╭─ 제공된 항목
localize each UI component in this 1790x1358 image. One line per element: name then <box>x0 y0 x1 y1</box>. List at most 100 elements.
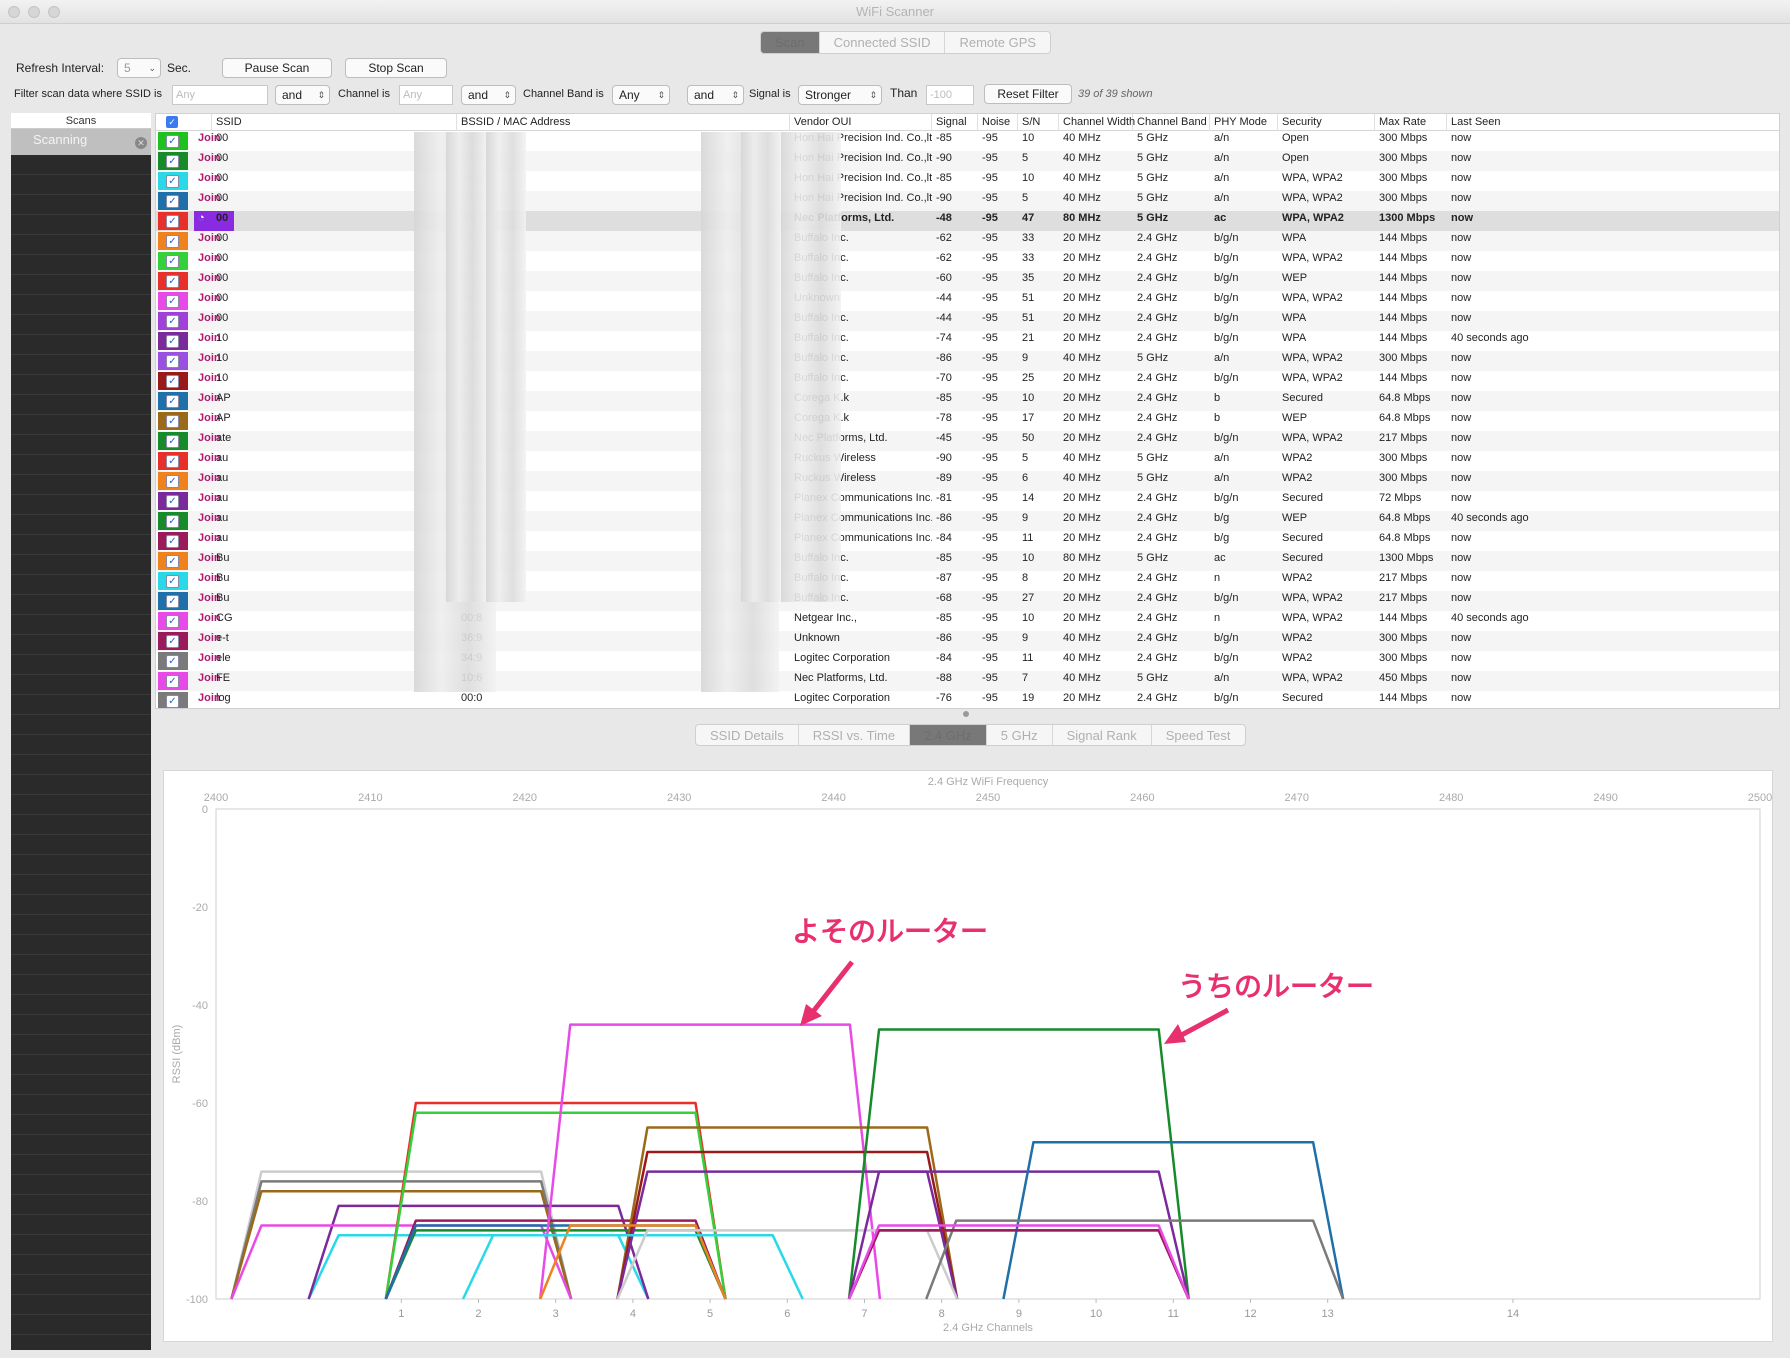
row-checkbox[interactable]: ✓ <box>166 155 179 168</box>
table-row[interactable]: ✓Join0084:4lHon Hai Precision Ind. Co.,l… <box>156 151 1779 171</box>
row-checkbox[interactable]: ✓ <box>166 395 179 408</box>
table-row[interactable]: ✓JoinauC4:1Ruckus Wireless-90-95540 MHz5… <box>156 451 1779 471</box>
table-row[interactable]: ✓JoinAP00:0Corega K.k-85-951020 MHz2.4 G… <box>156 391 1779 411</box>
cell-sn: 14 <box>1022 492 1035 504</box>
row-checkbox[interactable]: ✓ <box>166 575 179 588</box>
row-checkbox[interactable]: ✓ <box>166 275 179 288</box>
table-row[interactable]: ✓JoinAP00:0Corega K.k-78-951720 MHz2.4 G… <box>156 411 1779 431</box>
table-row[interactable]: ✓JoinCG00:8Netgear Inc.,-85-951020 MHz2.… <box>156 611 1779 631</box>
tab-rssi-vs-time[interactable]: RSSI vs. Time <box>799 725 911 745</box>
table-row[interactable]: ✓Join0000:2Buffalo Inc.-44-955120 MHz2.4… <box>156 311 1779 331</box>
than-input[interactable]: -100 <box>926 85 974 105</box>
channel-band-column-header[interactable]: Channel Band <box>1133 114 1210 131</box>
table-row[interactable]: ✓JoinauE0:9Planex Communications Inc.-81… <box>156 491 1779 511</box>
table-row[interactable]: ✓Join0000:2Buffalo Inc.-62-953320 MHz2.4… <box>156 231 1779 251</box>
row-checkbox[interactable]: ✓ <box>166 555 179 568</box>
table-row[interactable]: ✓Join1010:6Buffalo Inc.-74-952120 MHz2.4… <box>156 331 1779 351</box>
table-row[interactable]: ✓Join0084:4lHon Hai Precision Ind. Co.,l… <box>156 191 1779 211</box>
row-checkbox[interactable]: ✓ <box>166 415 179 428</box>
table-row[interactable]: ✓ Join log 00:0 Logitec Corporation -76 -95 19 2… <box>156 691 1779 708</box>
table-row[interactable]: ✓Join0000:2Buffalo Inc.-60-953520 MHz2.4… <box>156 271 1779 291</box>
table-row[interactable]: ✓JoinFE10:6Nec Platforms, Ltd.-88-95740 … <box>156 671 1779 691</box>
row-checkbox[interactable]: ✓ <box>166 635 179 648</box>
vendor-column-header[interactable]: Vendor OUI <box>790 114 932 131</box>
tab-scan[interactable]: Scan <box>761 32 820 53</box>
and-select-2[interactable]: and ⇕ <box>461 85 516 105</box>
row-checkbox[interactable]: ✓ <box>166 495 179 508</box>
table-row[interactable]: ✓JoinauC4:1Ruckus Wireless-89-95640 MHz5… <box>156 471 1779 491</box>
sidebar-item-scanning[interactable]: Scanning ✕ <box>11 129 151 155</box>
sn-column-header[interactable]: S/N <box>1018 114 1059 131</box>
row-checkbox[interactable]: ✓ <box>166 335 179 348</box>
phy-mode-column-header[interactable]: PHY Mode <box>1210 114 1278 131</box>
row-checkbox[interactable]: ✓ <box>166 315 179 328</box>
refresh-interval-select[interactable]: 5 ⌄ <box>117 58 161 78</box>
and-select-3[interactable]: and ⇕ <box>687 85 744 105</box>
split-view-handle[interactable] <box>963 711 969 717</box>
signal-curve-23 <box>847 1229 1190 1300</box>
table-row[interactable]: ✓Join1010:6Buffalo Inc.-70-952520 MHz2.4… <box>156 371 1779 391</box>
ssid-filter-input[interactable]: Any <box>172 85 268 105</box>
table-row[interactable]: ✓Joine-t36:9Unknown-86-95940 MHz2.4 GHzb… <box>156 631 1779 651</box>
table-row[interactable]: ✓Join0084:4lHon Hai Precision Ind. Co.,l… <box>156 171 1779 191</box>
select-all-checkbox[interactable]: ✓ <box>166 116 178 129</box>
last-seen-column-header[interactable]: Last Seen <box>1447 114 1779 131</box>
rssi-tick-label: -100 <box>186 1294 208 1306</box>
row-checkbox[interactable]: ✓ <box>166 615 179 628</box>
table-row[interactable]: ✓JoinBuDC:FBuffalo Inc.-68-952720 MHz2.4… <box>156 591 1779 611</box>
table-row[interactable]: ✓Joinau8C:4Planex Communications Inc.-84… <box>156 531 1779 551</box>
row-checkbox[interactable]: ✓ <box>166 195 179 208</box>
table-row[interactable]: ✓◔00A4:1Nec Platforms, Ltd.-48-954780 MH… <box>156 211 1779 231</box>
noise-column-header[interactable]: Noise <box>978 114 1018 131</box>
row-checkbox[interactable]: ✓ <box>166 235 179 248</box>
row-checkbox[interactable]: ✓ <box>166 295 179 308</box>
tab-connected-ssid[interactable]: Connected SSID <box>820 32 946 53</box>
row-checkbox[interactable]: ✓ <box>166 675 179 688</box>
security-column-header[interactable]: Security <box>1278 114 1375 131</box>
table-row[interactable]: ✓Join0000:2Buffalo Inc.-62-953320 MHz2.4… <box>156 251 1779 271</box>
tab-speed-test[interactable]: Speed Test <box>1152 725 1245 745</box>
row-checkbox[interactable]: ✓ <box>166 135 179 148</box>
channel-filter-input[interactable]: Any <box>399 85 453 105</box>
row-checkbox[interactable]: ✓ <box>166 375 179 388</box>
tab-2-4-ghz[interactable]: 2.4 GHz <box>910 725 987 745</box>
table-row[interactable]: ✓Joinau8C:4Planex Communications Inc.-86… <box>156 511 1779 531</box>
pause-scan-button[interactable]: Pause Scan <box>222 58 332 78</box>
reset-filter-button[interactable]: Reset Filter <box>984 84 1072 104</box>
table-row[interactable]: ✓Join1010:6Buffalo Inc.-86-95940 MHz5 GH… <box>156 351 1779 371</box>
row-checkbox[interactable]: ✓ <box>166 695 179 708</box>
stop-scan-button[interactable]: Stop Scan <box>345 58 447 78</box>
row-checkbox[interactable]: ✓ <box>166 535 179 548</box>
signal-select[interactable]: Stronger ⇕ <box>798 85 882 105</box>
tab-remote-gps[interactable]: Remote GPS <box>945 32 1050 53</box>
row-checkbox[interactable]: ✓ <box>166 435 179 448</box>
channel-band-select[interactable]: Any ⇕ <box>612 85 670 105</box>
row-checkbox[interactable]: ✓ <box>166 515 179 528</box>
select-all-column-header[interactable]: ✓ <box>156 114 212 131</box>
row-checkbox[interactable]: ✓ <box>166 455 179 468</box>
bssid-column-header[interactable]: BSSID / MAC Address <box>457 114 790 131</box>
close-icon[interactable]: ✕ <box>135 137 147 149</box>
max-rate-column-header[interactable]: Max Rate <box>1375 114 1447 131</box>
row-checkbox[interactable]: ✓ <box>166 255 179 268</box>
row-checkbox[interactable]: ✓ <box>166 175 179 188</box>
tab-ssid-details[interactable]: SSID Details <box>696 725 799 745</box>
row-checkbox[interactable]: ✓ <box>166 215 179 228</box>
channel-width-column-header[interactable]: Channel Width <box>1059 114 1135 131</box>
tab-signal-rank[interactable]: Signal Rank <box>1053 725 1152 745</box>
row-checkbox[interactable]: ✓ <box>166 355 179 368</box>
table-row[interactable]: ✓Join0084:4lHon Hai Precision Ind. Co.,l… <box>156 131 1779 151</box>
table-row[interactable]: ✓JoinateA4:1Nec Platforms, Ltd.-45-95502… <box>156 431 1779 451</box>
table-row[interactable]: ✓JoinBuDC:FBuffalo Inc.-85-951080 MHz5 G… <box>156 551 1779 571</box>
table-row[interactable]: ✓Join0006:2Unknown-44-955120 MHz2.4 GHzb… <box>156 291 1779 311</box>
cell-vendor: Logitec Corporation <box>794 652 891 664</box>
row-checkbox[interactable]: ✓ <box>166 655 179 668</box>
ssid-column-header[interactable]: SSID <box>212 114 457 131</box>
row-checkbox[interactable]: ✓ <box>166 475 179 488</box>
signal-column-header[interactable]: Signal <box>932 114 978 131</box>
tab-5-ghz[interactable]: 5 GHz <box>987 725 1053 745</box>
row-checkbox[interactable]: ✓ <box>166 595 179 608</box>
table-row[interactable]: ✓JoinBuDC:FBuffalo Inc.-87-95820 MHz2.4 … <box>156 571 1779 591</box>
and-select-1[interactable]: and ⇕ <box>275 85 330 105</box>
table-row[interactable]: ✓Joinele34:9Logitec Corporation-84-95114… <box>156 651 1779 671</box>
╰─
위 항목에서 "row-checkbox[interactable]: ✓ <box>166 155"라는 내용이 있는 줄부터 "row-checkbox[interactable]: ✓ <box>166 575"라는 내용이 있는 줄까지, 양 끝 줄을 포함해 그대로 옮겨 적으세요.

** 작업 응답 **
row-checkbox[interactable]: ✓ <box>166 155 179 168</box>
table-row[interactable]: ✓Join0084:4lHon Hai Precision Ind. Co.,l… <box>156 151 1779 171</box>
row-checkbox[interactable]: ✓ <box>166 395 179 408</box>
table-row[interactable]: ✓JoinauC4:1Ruckus Wireless-90-95540 MHz5… <box>156 451 1779 471</box>
table-row[interactable]: ✓JoinAP00:0Corega K.k-85-951020 MHz2.4 G… <box>156 391 1779 411</box>
cell-sn: 14 <box>1022 492 1035 504</box>
row-checkbox[interactable]: ✓ <box>166 575 179 588</box>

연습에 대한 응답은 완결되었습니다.